++++ Records provided

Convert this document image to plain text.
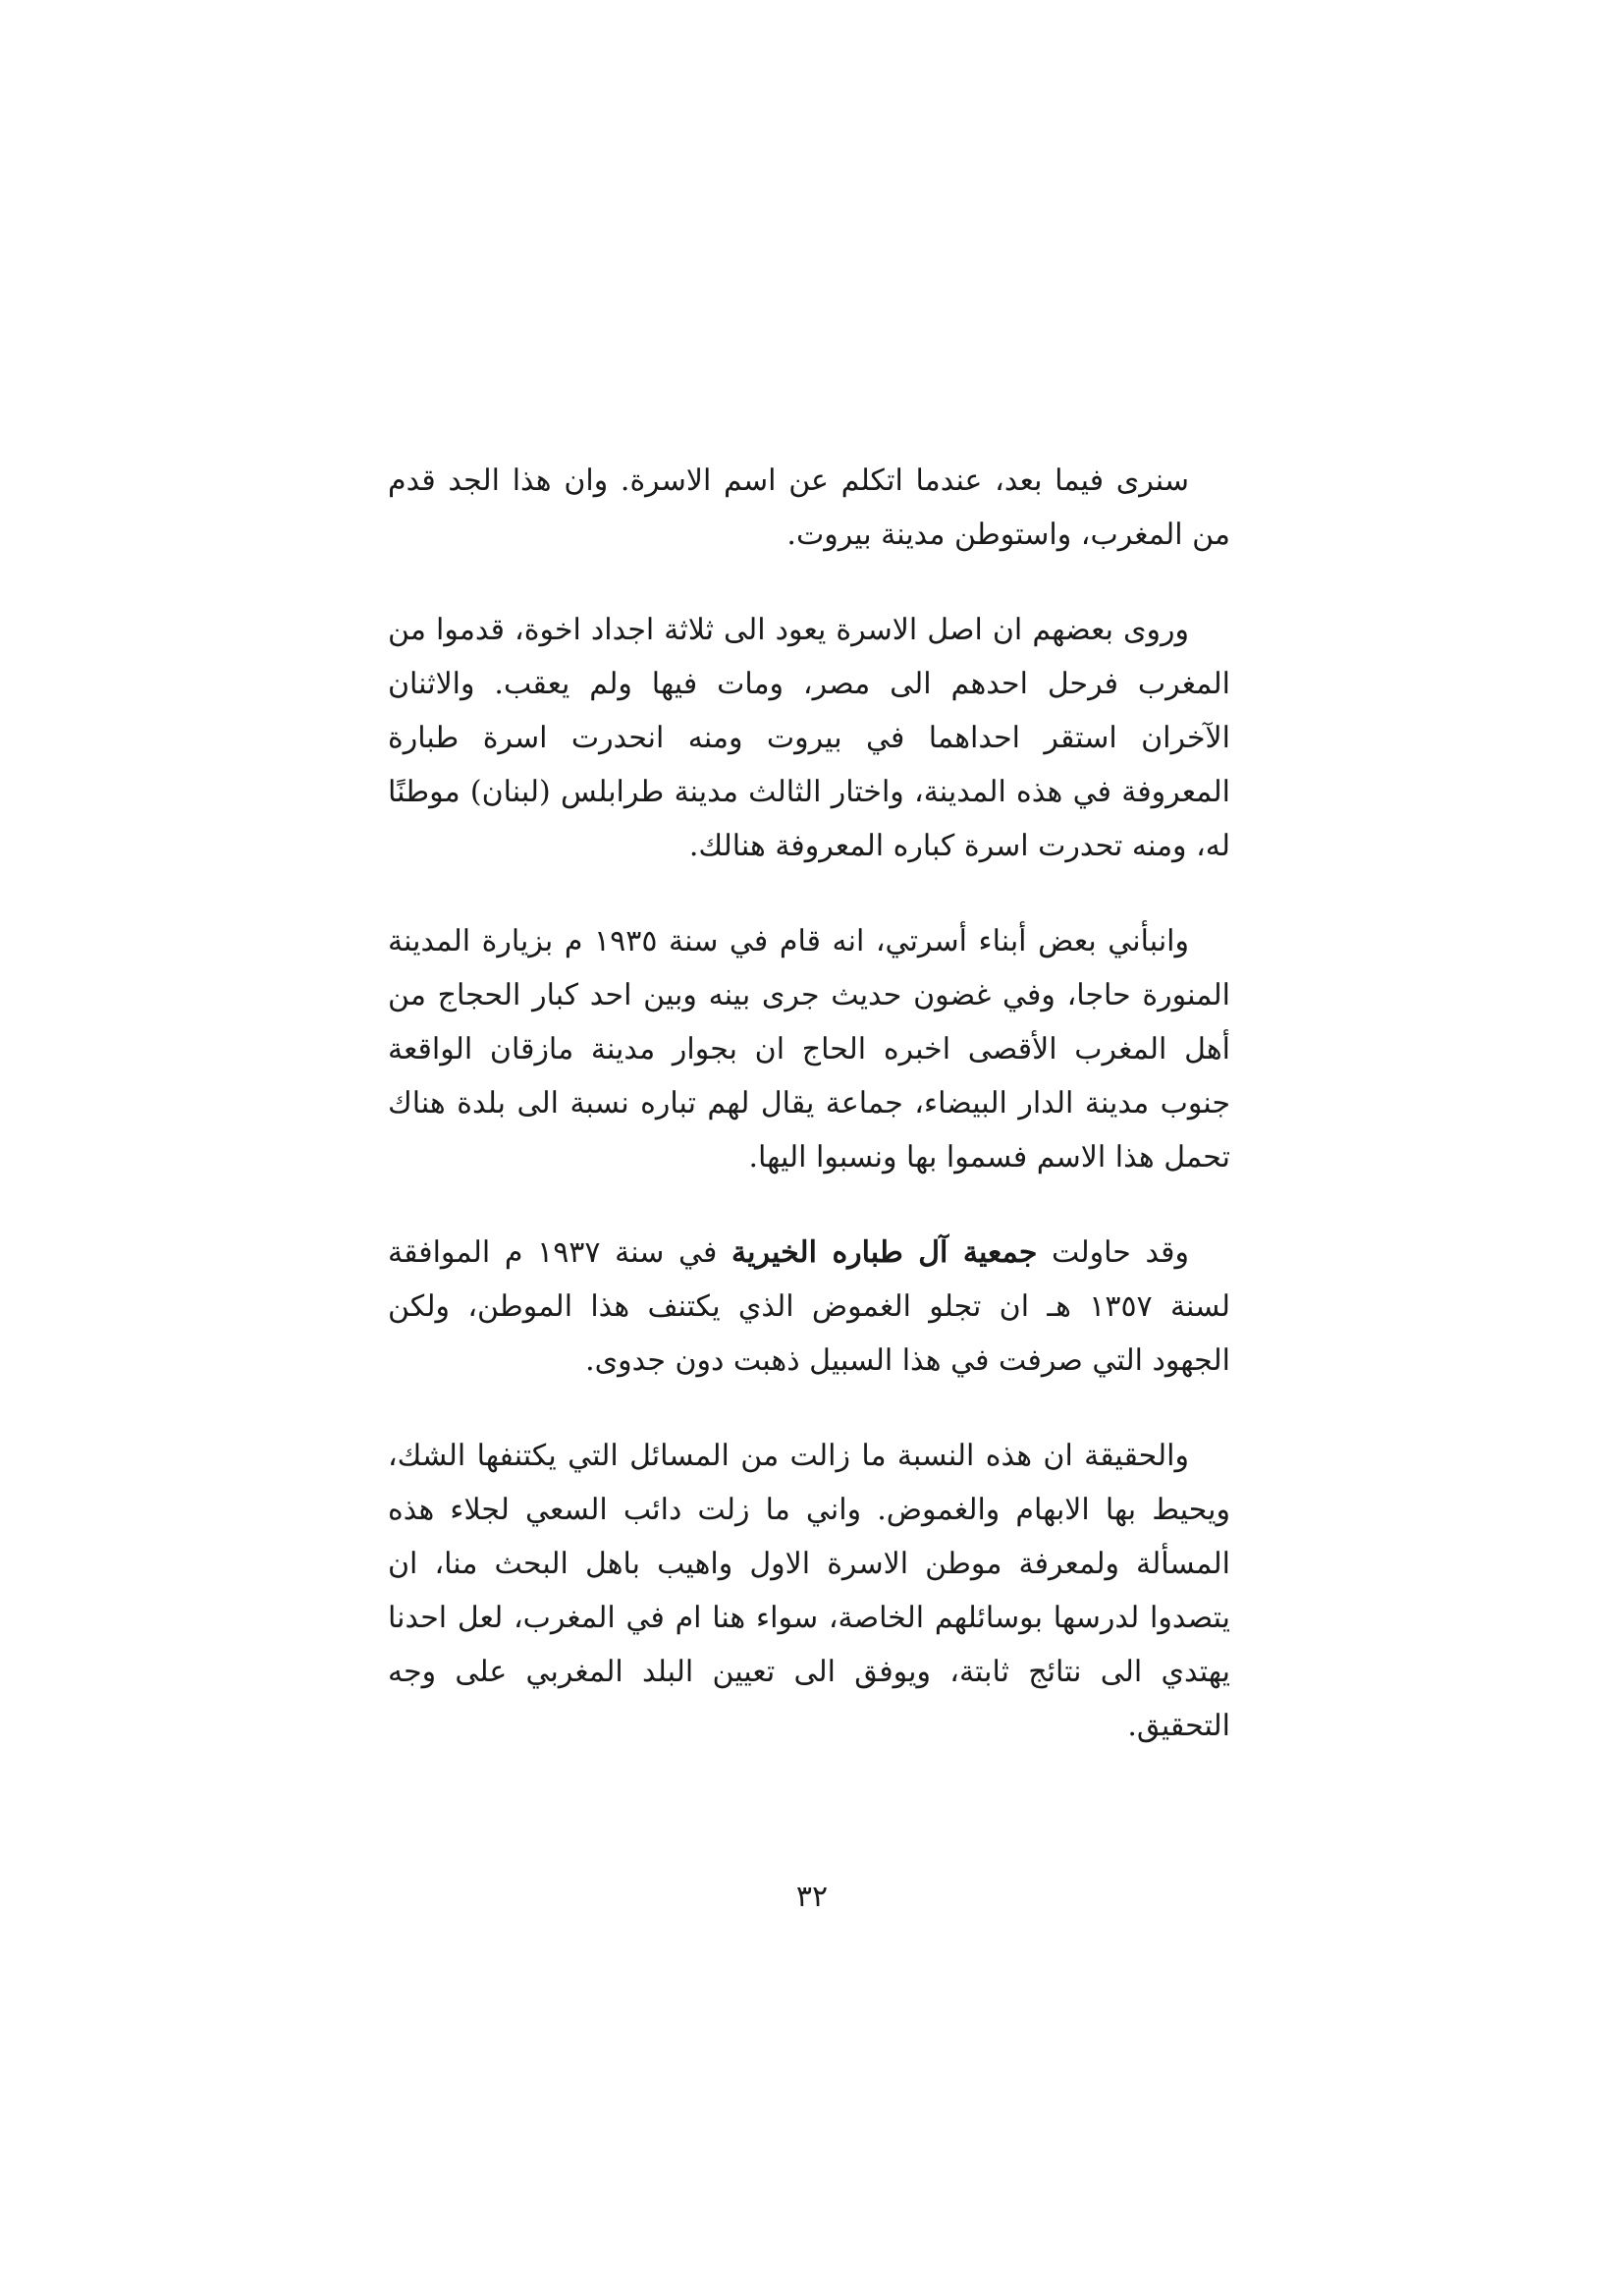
سنرى فيما بعد، عندما اتكلم عن اسم الاسرة. وان هذا الجد قدم من المغرب، واستوطن مدينة بيروت.

وروى بعضهم ان اصل الاسرة يعود الى ثلاثة اجداد اخوة، قدموا من المغرب فرحل احدهم الى مصر، ومات فيها ولم يعقب. والاثنان الآخران استقر احداهما في بيروت ومنه انحدرت اسرة طبارة المعروفة في هذه المدينة، واختار الثالث مدينة طرابلس (لبنان) موطنًا له، ومنه تحدرت اسرة كباره المعروفة هنالك.

وانبأني بعض أبناء أسرتي، انه قام في سنة ١٩٣٥ م بزيارة المدينة المنورة حاجا، وفي غضون حديث جرى بينه وبين احد كبار الحجاج من أهل المغرب الأقصى اخبره الحاج ان بجوار مدينة مازقان الواقعة جنوب مدينة الدار البيضاء، جماعة يقال لهم تباره نسبة الى بلدة هناك تحمل هذا الاسم فسموا بها ونسبوا اليها.

وقد حاولت جمعية آل طباره الخيرية في سنة ١٩٣٧ م الموافقة لسنة ١٣٥٧ هـ ان تجلو الغموض الذي يكتنف هذا الموطن، ولكن الجهود التي صرفت في هذا السبيل ذهبت دون جدوى.

والحقيقة ان هذه النسبة ما زالت من المسائل التي يكتنفها الشك، ويحيط بها الابهام والغموض. واني ما زلت دائب السعي لجلاء هذه المسألة ولمعرفة موطن الاسرة الاول واهيب باهل البحث منا، ان يتصدوا لدرسها بوسائلهم الخاصة، سواء هنا ام في المغرب، لعل احدنا يهتدي الى نتائج ثابتة، ويوفق الى تعيين البلد المغربي على وجه التحقيق.

٣٢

++++++++

Task objective: Search the entries for the string "المدينة" and collect each line that has it.

Written response:
وروى بعضهم ان اصل الاسرة يعود الى ثلاثة اجداد اخوة، قدموا من المغرب فرحل احدهم الى مصر، ومات فيها ولم يعقب. والاثنان الآخران استقر احداهما في بيروت ومنه انحدرت اسرة طبارة المعروفة في هذه المدينة، واختار الثالث مدينة طرابلس (لبنان) موطنًا له، ومنه تحدرت اسرة كباره المعروفة هنالك.
وانبأني بعض أبناء أسرتي، انه قام في سنة ١٩٣٥ م بزيارة المدينة المنورة حاجا، وفي غضون حديث جرى بينه وبين احد كبار الحجاج من أهل المغرب الأقصى اخبره الحاج ان بجوار مدينة مازقان الواقعة جنوب مدينة الدار البيضاء، جماعة يقال لهم تباره نسبة الى بلدة هناك تحمل هذا الاسم فسموا بها ونسبوا اليها.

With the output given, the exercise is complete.